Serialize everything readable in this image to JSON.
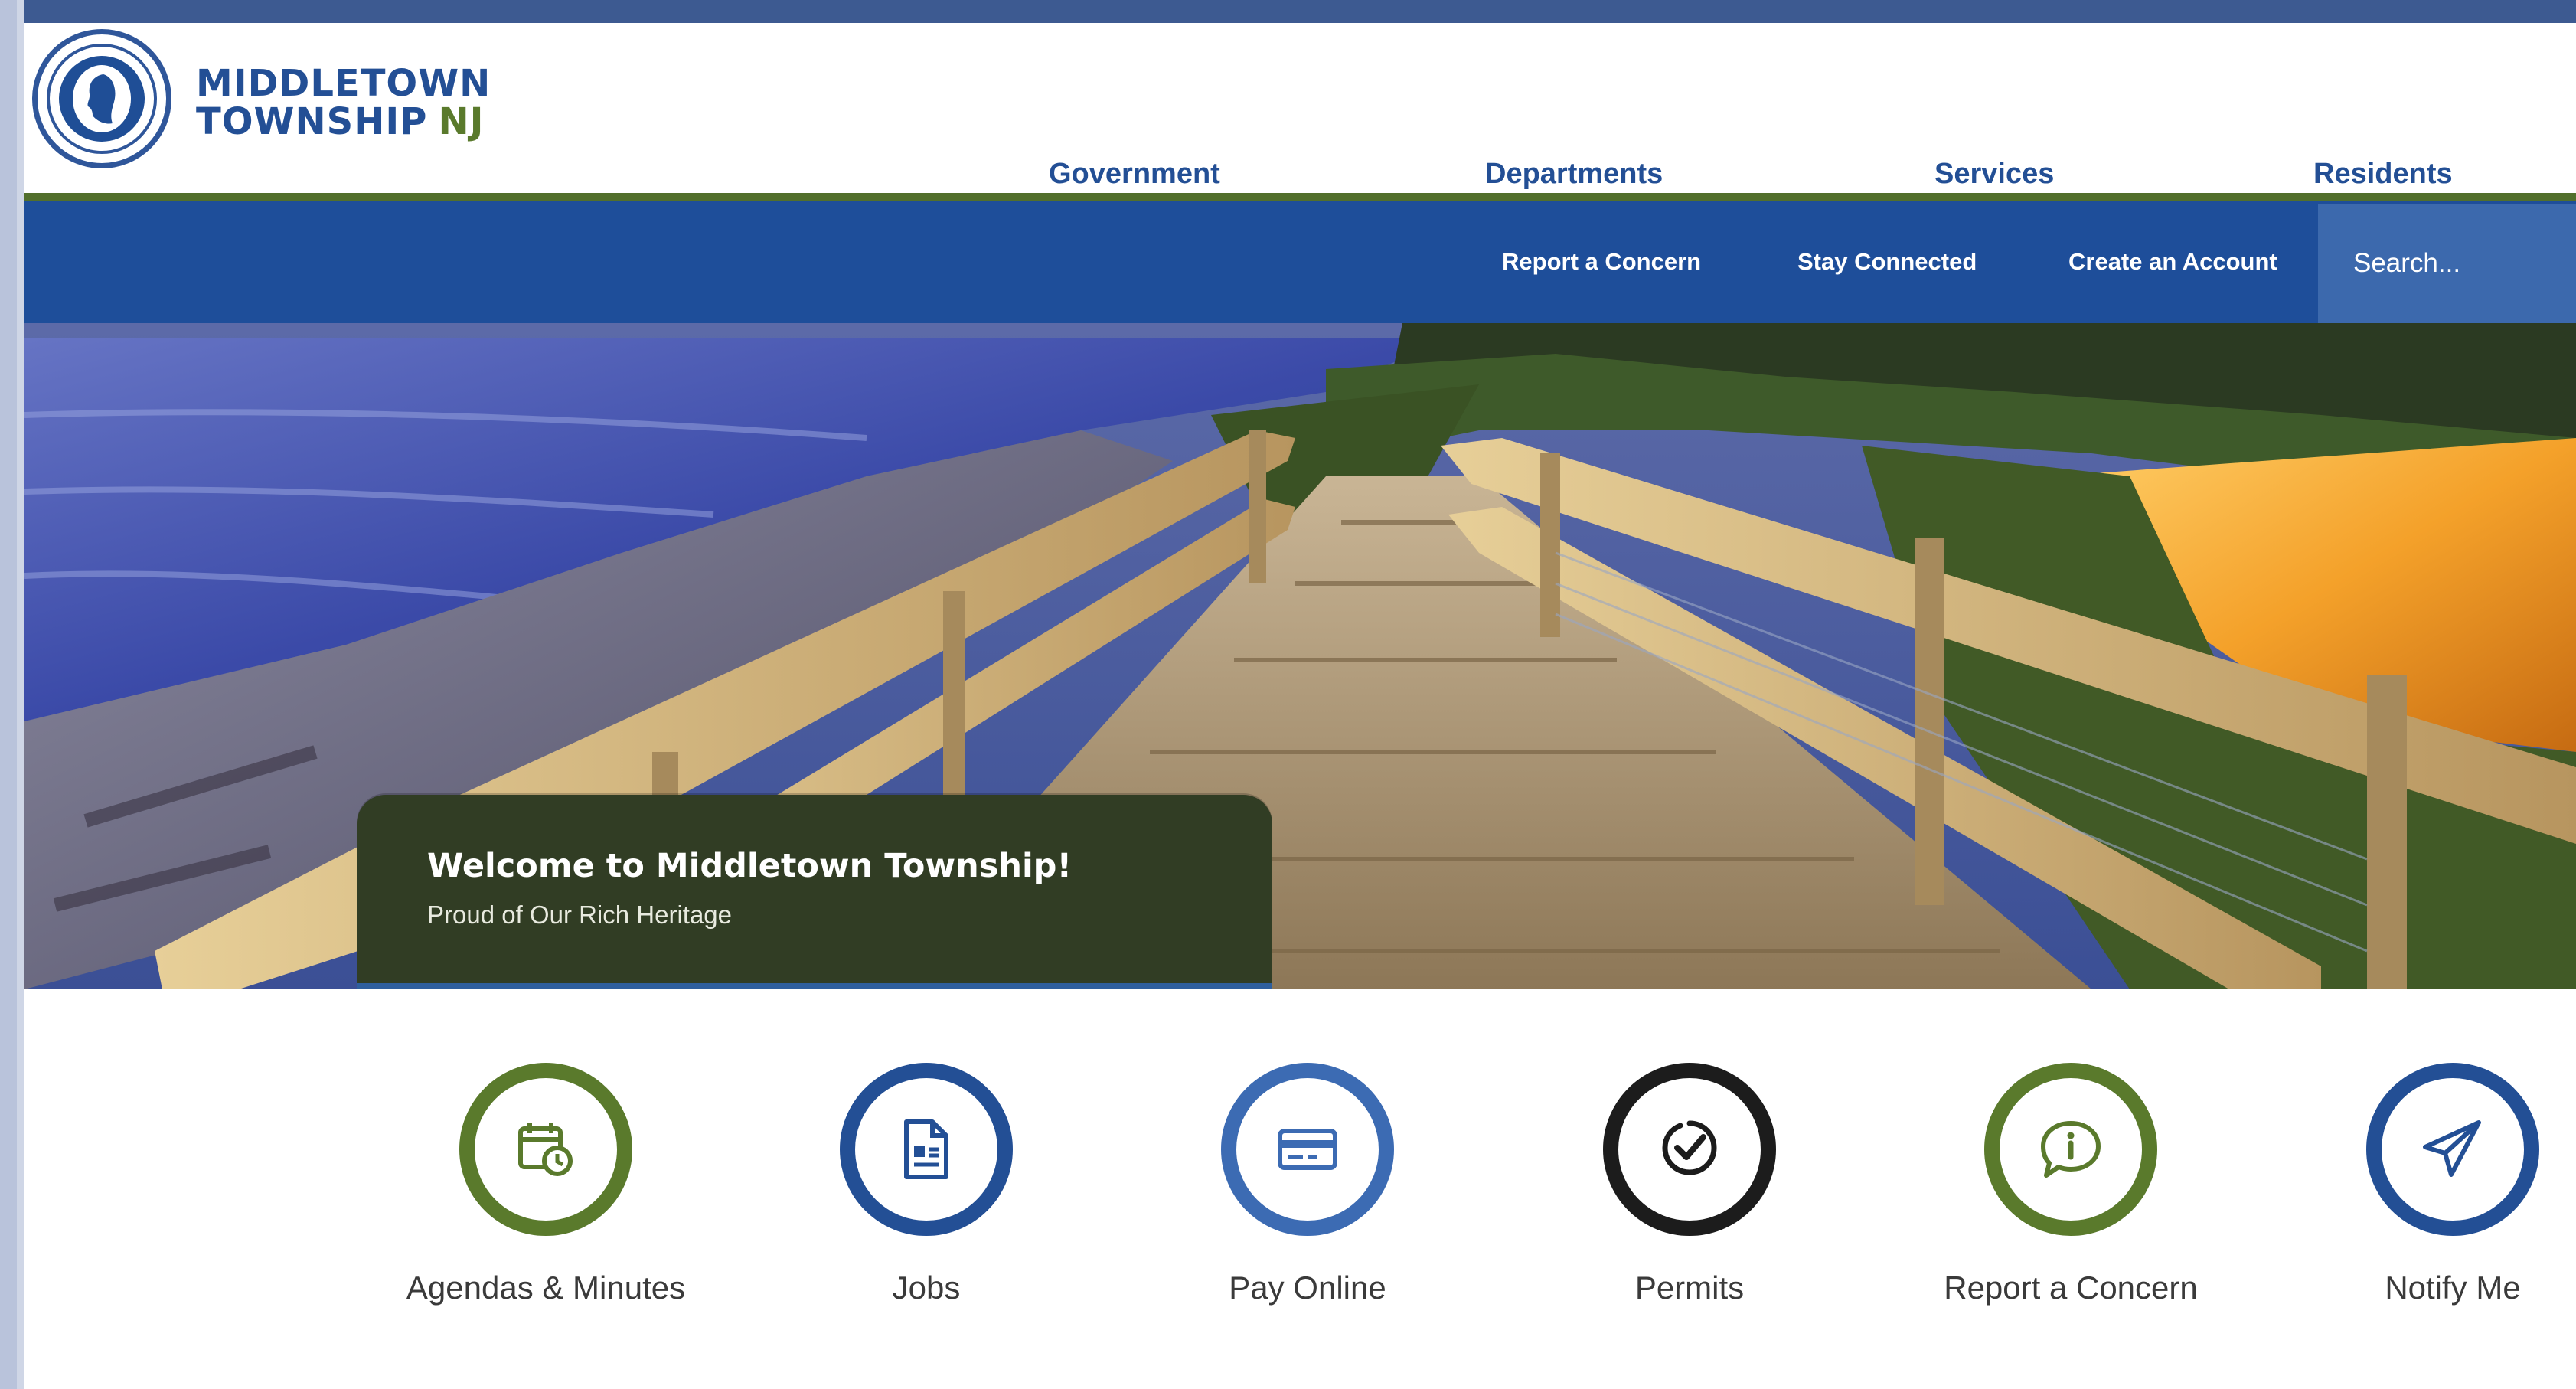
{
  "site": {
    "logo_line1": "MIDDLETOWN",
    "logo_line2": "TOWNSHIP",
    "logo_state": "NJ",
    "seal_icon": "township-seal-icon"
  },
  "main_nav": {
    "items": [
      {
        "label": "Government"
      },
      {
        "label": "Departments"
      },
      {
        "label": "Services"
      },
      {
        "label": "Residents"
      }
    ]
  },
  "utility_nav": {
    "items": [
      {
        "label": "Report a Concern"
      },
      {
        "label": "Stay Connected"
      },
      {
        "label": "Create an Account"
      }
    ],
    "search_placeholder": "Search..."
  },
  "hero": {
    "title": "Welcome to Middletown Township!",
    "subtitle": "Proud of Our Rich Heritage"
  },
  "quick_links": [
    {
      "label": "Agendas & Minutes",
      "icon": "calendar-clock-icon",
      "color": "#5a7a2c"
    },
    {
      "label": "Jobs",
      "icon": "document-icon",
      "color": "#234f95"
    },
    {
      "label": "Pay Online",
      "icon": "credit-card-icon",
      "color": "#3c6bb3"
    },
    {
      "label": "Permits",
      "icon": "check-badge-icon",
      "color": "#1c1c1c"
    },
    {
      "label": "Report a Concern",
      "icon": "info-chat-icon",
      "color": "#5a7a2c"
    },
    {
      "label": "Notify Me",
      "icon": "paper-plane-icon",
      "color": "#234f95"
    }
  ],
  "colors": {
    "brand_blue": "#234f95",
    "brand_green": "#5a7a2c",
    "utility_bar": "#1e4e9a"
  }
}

= = = = = = =

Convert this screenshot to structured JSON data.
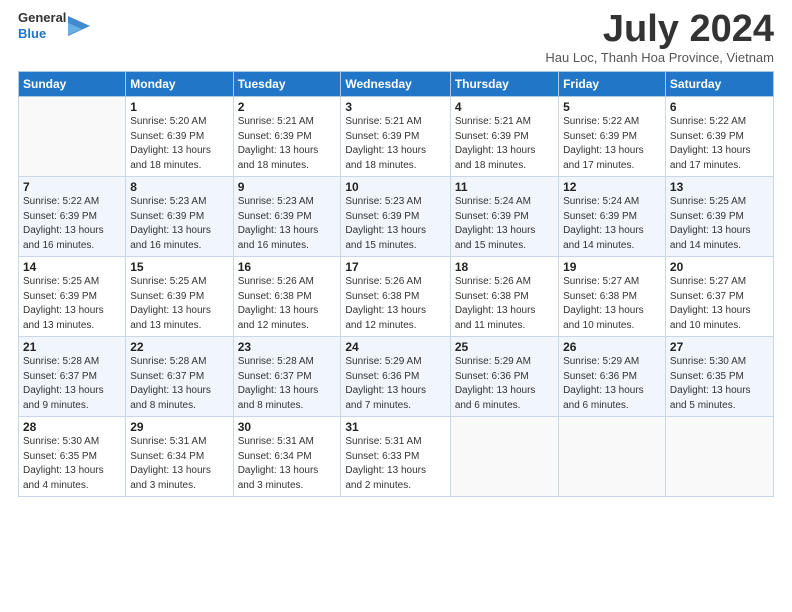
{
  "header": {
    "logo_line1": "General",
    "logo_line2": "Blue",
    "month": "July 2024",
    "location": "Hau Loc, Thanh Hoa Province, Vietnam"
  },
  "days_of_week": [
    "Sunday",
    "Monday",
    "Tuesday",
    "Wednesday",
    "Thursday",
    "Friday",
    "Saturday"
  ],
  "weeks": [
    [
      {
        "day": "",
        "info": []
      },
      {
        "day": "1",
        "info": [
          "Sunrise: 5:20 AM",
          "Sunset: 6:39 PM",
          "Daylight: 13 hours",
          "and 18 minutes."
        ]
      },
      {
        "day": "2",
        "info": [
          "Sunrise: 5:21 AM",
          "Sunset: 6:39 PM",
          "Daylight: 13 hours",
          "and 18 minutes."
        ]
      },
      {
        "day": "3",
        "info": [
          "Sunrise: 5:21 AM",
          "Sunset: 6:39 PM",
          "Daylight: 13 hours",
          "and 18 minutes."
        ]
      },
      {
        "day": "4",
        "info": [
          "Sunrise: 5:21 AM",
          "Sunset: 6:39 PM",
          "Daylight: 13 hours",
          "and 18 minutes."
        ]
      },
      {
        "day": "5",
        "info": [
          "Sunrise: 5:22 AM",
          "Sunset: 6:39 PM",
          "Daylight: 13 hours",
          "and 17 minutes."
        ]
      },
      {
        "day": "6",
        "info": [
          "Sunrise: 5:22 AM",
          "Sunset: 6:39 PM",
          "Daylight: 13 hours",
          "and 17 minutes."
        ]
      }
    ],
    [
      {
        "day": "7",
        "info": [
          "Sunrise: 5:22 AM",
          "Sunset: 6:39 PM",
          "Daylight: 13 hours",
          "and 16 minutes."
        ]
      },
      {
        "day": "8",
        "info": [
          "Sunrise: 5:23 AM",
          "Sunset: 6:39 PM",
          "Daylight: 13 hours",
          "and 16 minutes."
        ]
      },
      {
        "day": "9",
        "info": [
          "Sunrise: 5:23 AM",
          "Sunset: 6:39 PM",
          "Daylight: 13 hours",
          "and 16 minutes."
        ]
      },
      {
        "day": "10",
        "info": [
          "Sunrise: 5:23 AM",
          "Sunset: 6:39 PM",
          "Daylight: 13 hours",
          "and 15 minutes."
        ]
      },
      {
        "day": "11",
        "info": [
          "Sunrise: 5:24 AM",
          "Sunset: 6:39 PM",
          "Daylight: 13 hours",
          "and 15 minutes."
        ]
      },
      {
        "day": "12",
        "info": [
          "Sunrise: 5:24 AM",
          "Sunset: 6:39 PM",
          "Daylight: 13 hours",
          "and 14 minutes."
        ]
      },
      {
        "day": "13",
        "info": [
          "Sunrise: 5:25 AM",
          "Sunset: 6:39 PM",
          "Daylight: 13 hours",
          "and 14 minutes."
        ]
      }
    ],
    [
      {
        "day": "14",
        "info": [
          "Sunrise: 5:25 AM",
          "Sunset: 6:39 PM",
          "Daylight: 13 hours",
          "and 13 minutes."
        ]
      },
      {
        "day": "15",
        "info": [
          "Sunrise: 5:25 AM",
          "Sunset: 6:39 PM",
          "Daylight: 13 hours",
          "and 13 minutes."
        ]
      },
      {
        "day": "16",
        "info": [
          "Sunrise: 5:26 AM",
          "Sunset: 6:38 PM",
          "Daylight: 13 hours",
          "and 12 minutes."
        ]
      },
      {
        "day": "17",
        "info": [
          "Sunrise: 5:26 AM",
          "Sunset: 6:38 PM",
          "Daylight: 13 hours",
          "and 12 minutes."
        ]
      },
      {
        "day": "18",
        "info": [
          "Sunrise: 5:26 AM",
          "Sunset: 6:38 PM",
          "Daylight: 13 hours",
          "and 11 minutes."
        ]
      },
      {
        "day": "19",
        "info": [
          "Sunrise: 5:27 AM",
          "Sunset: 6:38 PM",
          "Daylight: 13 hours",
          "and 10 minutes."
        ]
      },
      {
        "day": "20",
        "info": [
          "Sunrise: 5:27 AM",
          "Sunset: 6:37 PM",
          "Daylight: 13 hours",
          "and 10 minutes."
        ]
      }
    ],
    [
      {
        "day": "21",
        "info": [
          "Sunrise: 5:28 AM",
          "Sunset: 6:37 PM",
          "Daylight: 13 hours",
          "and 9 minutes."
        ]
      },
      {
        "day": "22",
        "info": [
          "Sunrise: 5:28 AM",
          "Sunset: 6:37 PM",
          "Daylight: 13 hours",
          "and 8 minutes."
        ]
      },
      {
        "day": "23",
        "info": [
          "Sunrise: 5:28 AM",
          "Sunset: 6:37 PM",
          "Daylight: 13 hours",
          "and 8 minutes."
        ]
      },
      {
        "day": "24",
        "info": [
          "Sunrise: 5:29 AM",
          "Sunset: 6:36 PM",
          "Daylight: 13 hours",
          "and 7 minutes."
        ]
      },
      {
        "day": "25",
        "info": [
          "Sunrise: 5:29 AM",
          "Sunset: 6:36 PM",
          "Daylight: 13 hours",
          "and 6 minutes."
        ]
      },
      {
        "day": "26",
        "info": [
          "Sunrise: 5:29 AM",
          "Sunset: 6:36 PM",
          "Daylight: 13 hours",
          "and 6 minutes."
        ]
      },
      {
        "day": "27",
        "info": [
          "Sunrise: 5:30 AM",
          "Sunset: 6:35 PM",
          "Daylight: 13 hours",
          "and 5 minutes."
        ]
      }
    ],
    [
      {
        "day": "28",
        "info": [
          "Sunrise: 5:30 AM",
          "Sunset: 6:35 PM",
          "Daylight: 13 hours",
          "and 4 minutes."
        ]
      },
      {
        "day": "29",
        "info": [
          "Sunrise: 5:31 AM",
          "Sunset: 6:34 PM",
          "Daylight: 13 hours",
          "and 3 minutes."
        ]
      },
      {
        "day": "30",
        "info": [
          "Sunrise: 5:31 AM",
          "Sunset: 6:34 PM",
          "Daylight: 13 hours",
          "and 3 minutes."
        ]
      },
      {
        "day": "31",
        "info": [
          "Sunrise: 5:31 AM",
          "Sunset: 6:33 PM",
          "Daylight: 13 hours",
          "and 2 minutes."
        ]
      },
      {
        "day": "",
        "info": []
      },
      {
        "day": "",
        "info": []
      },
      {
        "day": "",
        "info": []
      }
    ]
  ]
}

= = = = = = =

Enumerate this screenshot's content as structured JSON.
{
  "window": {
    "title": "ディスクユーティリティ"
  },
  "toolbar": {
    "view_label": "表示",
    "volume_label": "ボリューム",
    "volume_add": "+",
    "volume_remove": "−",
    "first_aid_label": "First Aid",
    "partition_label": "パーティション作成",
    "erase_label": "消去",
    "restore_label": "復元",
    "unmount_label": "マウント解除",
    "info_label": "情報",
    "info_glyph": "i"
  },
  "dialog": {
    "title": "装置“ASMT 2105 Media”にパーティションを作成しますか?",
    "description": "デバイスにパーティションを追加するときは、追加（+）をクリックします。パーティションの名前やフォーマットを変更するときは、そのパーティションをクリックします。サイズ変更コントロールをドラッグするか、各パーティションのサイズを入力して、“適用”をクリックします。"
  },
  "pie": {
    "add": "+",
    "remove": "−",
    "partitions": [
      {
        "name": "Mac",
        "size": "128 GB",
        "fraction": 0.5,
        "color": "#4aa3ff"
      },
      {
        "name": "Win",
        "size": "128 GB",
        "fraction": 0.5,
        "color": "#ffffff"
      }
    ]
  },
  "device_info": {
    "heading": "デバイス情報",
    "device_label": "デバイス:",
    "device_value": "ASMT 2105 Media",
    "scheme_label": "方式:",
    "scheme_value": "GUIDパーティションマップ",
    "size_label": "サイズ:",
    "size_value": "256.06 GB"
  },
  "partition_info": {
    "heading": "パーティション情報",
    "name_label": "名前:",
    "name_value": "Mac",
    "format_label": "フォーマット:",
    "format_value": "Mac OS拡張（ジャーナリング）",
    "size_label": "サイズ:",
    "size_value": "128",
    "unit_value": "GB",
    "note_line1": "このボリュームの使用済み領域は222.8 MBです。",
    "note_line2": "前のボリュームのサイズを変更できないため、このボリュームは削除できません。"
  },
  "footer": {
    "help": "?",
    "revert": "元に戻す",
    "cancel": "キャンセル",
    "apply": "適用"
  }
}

= = = = = = =

Exercise: Gather up every line from the listing above in which the word "Report" occurs.

Response for this exercise:
        "label": "Report a Concern"
      "label": "Report a Concern",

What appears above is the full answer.